EXERCISE BRIEF: Update the material below by changing "Northern Hemisphere" to "Southern Hemisphere" wherever it occurs, leaving every other line as is. Omit the picture from your answer.

MATERIAL FOR THIS EXERCISE:
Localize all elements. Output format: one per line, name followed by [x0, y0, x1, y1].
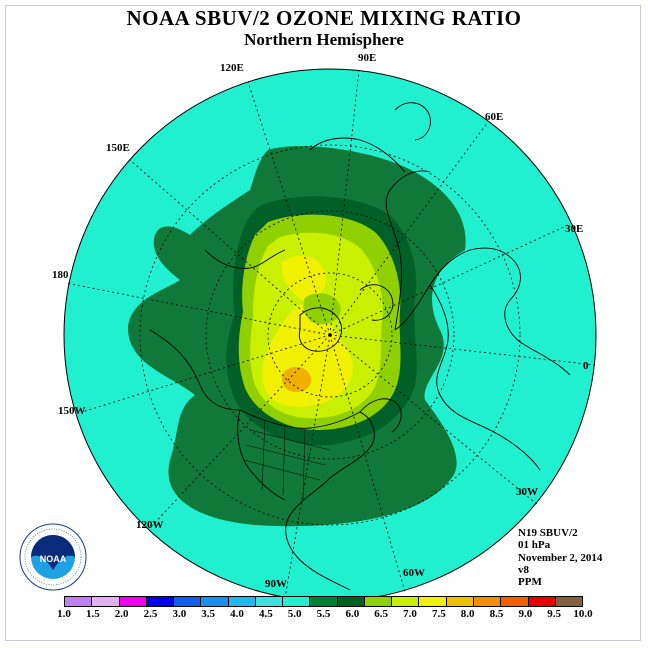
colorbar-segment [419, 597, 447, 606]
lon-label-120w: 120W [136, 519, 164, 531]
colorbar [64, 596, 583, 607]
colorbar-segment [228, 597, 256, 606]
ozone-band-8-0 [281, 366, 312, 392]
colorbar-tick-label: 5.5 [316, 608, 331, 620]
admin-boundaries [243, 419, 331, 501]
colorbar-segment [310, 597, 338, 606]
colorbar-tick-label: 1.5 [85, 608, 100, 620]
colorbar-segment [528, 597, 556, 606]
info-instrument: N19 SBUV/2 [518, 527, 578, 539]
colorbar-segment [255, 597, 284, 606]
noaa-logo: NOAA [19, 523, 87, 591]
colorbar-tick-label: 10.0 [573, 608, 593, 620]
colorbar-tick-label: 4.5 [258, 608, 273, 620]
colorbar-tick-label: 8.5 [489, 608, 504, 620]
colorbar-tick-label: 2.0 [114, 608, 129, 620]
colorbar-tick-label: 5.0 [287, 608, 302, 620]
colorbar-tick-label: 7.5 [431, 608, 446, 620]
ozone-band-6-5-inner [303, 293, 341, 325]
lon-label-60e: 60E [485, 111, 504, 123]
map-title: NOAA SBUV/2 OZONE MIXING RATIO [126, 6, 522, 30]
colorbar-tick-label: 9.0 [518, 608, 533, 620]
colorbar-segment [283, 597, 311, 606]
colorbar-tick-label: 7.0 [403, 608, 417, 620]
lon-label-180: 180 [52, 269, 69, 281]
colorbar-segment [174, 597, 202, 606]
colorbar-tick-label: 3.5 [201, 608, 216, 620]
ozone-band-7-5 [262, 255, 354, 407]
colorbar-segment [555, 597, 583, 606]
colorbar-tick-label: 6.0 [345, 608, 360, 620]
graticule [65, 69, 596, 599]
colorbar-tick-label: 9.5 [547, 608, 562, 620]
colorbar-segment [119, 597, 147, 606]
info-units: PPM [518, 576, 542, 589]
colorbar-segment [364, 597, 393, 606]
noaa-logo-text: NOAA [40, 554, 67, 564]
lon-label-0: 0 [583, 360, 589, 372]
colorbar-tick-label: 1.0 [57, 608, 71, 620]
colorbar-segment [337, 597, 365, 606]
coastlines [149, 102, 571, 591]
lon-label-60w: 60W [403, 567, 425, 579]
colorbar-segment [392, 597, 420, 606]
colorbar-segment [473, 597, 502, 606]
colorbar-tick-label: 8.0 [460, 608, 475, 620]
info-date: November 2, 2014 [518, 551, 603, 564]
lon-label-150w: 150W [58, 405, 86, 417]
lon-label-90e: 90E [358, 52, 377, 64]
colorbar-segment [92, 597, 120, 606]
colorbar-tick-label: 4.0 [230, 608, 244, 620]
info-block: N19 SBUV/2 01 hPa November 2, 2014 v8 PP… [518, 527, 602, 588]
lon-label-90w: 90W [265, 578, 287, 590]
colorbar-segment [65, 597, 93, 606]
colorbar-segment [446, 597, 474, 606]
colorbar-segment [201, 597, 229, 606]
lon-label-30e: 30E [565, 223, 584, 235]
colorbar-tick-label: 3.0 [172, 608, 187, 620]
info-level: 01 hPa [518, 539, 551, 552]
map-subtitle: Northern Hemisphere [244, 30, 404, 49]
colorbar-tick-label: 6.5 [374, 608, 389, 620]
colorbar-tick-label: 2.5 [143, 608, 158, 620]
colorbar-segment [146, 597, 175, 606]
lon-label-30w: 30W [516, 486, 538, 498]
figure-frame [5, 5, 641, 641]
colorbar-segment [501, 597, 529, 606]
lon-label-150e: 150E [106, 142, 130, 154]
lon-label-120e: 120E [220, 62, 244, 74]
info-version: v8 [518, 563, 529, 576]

RESULT OF THIS EXERCISE:
Localize all elements. Output format: one per line, name followed by [x0, y0, x1, y1].
colorbar-segment [419, 597, 447, 606]
lon-label-120w: 120W [136, 519, 164, 531]
colorbar [64, 596, 583, 607]
colorbar-segment [228, 597, 256, 606]
ozone-band-8-0 [281, 366, 312, 392]
colorbar-tick-label: 5.5 [316, 608, 331, 620]
admin-boundaries [243, 419, 331, 501]
colorbar-segment [310, 597, 338, 606]
colorbar-tick-label: 1.5 [85, 608, 100, 620]
colorbar-segment [528, 597, 556, 606]
info-instrument: N19 SBUV/2 [518, 527, 578, 539]
colorbar-segment [255, 597, 284, 606]
noaa-logo: NOAA [19, 523, 87, 591]
colorbar-tick-label: 10.0 [573, 608, 593, 620]
colorbar-tick-label: 4.5 [258, 608, 273, 620]
colorbar-tick-label: 8.5 [489, 608, 504, 620]
colorbar-tick-label: 2.0 [114, 608, 129, 620]
colorbar-tick-label: 5.0 [287, 608, 302, 620]
colorbar-tick-label: 7.5 [431, 608, 446, 620]
ozone-band-6-5-inner [303, 293, 341, 325]
lon-label-60e: 60E [485, 111, 504, 123]
map-title: NOAA SBUV/2 OZONE MIXING RATIO [126, 6, 522, 30]
colorbar-tick-label: 9.0 [518, 608, 533, 620]
colorbar-segment [283, 597, 311, 606]
colorbar-tick-label: 7.0 [403, 608, 417, 620]
lon-label-180: 180 [52, 269, 69, 281]
colorbar-segment [174, 597, 202, 606]
colorbar-tick-label: 3.5 [201, 608, 216, 620]
ozone-band-7-5 [262, 255, 354, 407]
colorbar-segment [555, 597, 583, 606]
colorbar-tick-label: 6.0 [345, 608, 360, 620]
graticule [65, 69, 596, 599]
colorbar-tick-label: 9.5 [547, 608, 562, 620]
colorbar-segment [119, 597, 147, 606]
info-units: PPM [518, 576, 542, 589]
colorbar-segment [364, 597, 393, 606]
noaa-logo-text: NOAA [40, 554, 67, 564]
lon-label-0: 0 [583, 360, 589, 372]
colorbar-tick-label: 1.0 [57, 608, 71, 620]
colorbar-segment [337, 597, 365, 606]
coastlines [149, 102, 571, 591]
lon-label-60w: 60W [403, 567, 425, 579]
colorbar-segment [392, 597, 420, 606]
colorbar-segment [473, 597, 502, 606]
colorbar-tick-label: 8.0 [460, 608, 475, 620]
info-date: November 2, 2014 [518, 551, 603, 564]
lon-label-150w: 150W [58, 405, 86, 417]
lon-label-90e: 90E [358, 52, 377, 64]
colorbar-segment [92, 597, 120, 606]
colorbar-tick-label: 4.0 [230, 608, 244, 620]
info-block: N19 SBUV/2 01 hPa November 2, 2014 v8 PP… [518, 527, 602, 588]
lon-label-90w: 90W [265, 578, 287, 590]
colorbar-segment [65, 597, 93, 606]
colorbar-segment [446, 597, 474, 606]
colorbar-segment [201, 597, 229, 606]
lon-label-30e: 30E [565, 223, 584, 235]
colorbar-tick-label: 3.0 [172, 608, 187, 620]
info-level: 01 hPa [518, 539, 551, 552]
map-subtitle: Southern Hemisphere [244, 30, 404, 49]
colorbar-tick-label: 6.5 [374, 608, 389, 620]
colorbar-tick-label: 2.5 [143, 608, 158, 620]
colorbar-segment [146, 597, 175, 606]
lon-label-30w: 30W [516, 486, 538, 498]
figure-frame [5, 5, 641, 641]
colorbar-segment [501, 597, 529, 606]
lon-label-150e: 150E [106, 142, 130, 154]
lon-label-120e: 120E [220, 62, 244, 74]
info-version: v8 [518, 563, 529, 576]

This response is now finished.